*PROBLEM*: Will you extract the entries word for word? Images should not appear in the copy.

[Extracted data entries]
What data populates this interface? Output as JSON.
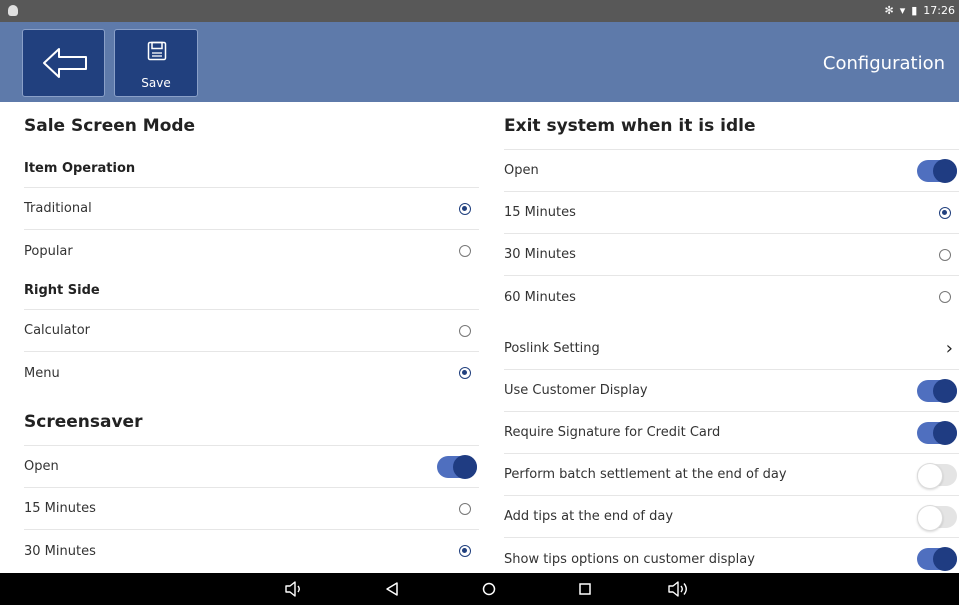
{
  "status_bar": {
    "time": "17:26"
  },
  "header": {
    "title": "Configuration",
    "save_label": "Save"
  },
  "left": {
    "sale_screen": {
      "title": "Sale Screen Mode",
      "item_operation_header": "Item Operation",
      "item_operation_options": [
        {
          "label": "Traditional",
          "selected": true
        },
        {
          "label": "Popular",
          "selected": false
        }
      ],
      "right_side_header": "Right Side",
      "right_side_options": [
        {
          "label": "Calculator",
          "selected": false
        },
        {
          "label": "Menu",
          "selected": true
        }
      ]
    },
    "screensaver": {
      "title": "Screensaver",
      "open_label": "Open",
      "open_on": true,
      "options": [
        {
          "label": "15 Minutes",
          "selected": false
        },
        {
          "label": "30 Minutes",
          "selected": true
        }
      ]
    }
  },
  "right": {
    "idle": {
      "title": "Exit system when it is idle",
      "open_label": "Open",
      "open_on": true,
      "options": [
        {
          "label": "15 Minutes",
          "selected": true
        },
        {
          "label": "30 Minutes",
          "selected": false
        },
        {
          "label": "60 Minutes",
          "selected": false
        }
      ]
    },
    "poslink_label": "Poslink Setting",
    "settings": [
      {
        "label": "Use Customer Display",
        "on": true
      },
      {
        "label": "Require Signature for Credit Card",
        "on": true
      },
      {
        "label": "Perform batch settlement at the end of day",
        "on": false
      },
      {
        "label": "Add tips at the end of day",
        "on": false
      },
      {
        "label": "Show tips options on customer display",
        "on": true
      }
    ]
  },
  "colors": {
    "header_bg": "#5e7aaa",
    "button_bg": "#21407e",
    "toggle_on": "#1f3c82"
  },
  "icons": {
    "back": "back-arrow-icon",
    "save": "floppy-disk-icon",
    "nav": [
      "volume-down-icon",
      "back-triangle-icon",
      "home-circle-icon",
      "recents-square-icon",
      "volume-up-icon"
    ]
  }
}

*OUTPUT FOR THIS EXERCISE*:
What data populates this interface? Output as JSON.
{
  "status_bar": {
    "time": "17:26"
  },
  "header": {
    "title": "Configuration",
    "save_label": "Save"
  },
  "left": {
    "sale_screen": {
      "title": "Sale Screen Mode",
      "item_operation_header": "Item Operation",
      "item_operation_options": [
        {
          "label": "Traditional",
          "selected": true
        },
        {
          "label": "Popular",
          "selected": false
        }
      ],
      "right_side_header": "Right Side",
      "right_side_options": [
        {
          "label": "Calculator",
          "selected": false
        },
        {
          "label": "Menu",
          "selected": true
        }
      ]
    },
    "screensaver": {
      "title": "Screensaver",
      "open_label": "Open",
      "open_on": true,
      "options": [
        {
          "label": "15 Minutes",
          "selected": false
        },
        {
          "label": "30 Minutes",
          "selected": true
        }
      ]
    }
  },
  "right": {
    "idle": {
      "title": "Exit system when it is idle",
      "open_label": "Open",
      "open_on": true,
      "options": [
        {
          "label": "15 Minutes",
          "selected": true
        },
        {
          "label": "30 Minutes",
          "selected": false
        },
        {
          "label": "60 Minutes",
          "selected": false
        }
      ]
    },
    "poslink_label": "Poslink Setting",
    "settings": [
      {
        "label": "Use Customer Display",
        "on": true
      },
      {
        "label": "Require Signature for Credit Card",
        "on": true
      },
      {
        "label": "Perform batch settlement at the end of day",
        "on": false
      },
      {
        "label": "Add tips at the end of day",
        "on": false
      },
      {
        "label": "Show tips options on customer display",
        "on": true
      }
    ]
  },
  "colors": {
    "header_bg": "#5e7aaa",
    "button_bg": "#21407e",
    "toggle_on": "#1f3c82"
  },
  "icons": {
    "back": "back-arrow-icon",
    "save": "floppy-disk-icon",
    "nav": [
      "volume-down-icon",
      "back-triangle-icon",
      "home-circle-icon",
      "recents-square-icon",
      "volume-up-icon"
    ]
  }
}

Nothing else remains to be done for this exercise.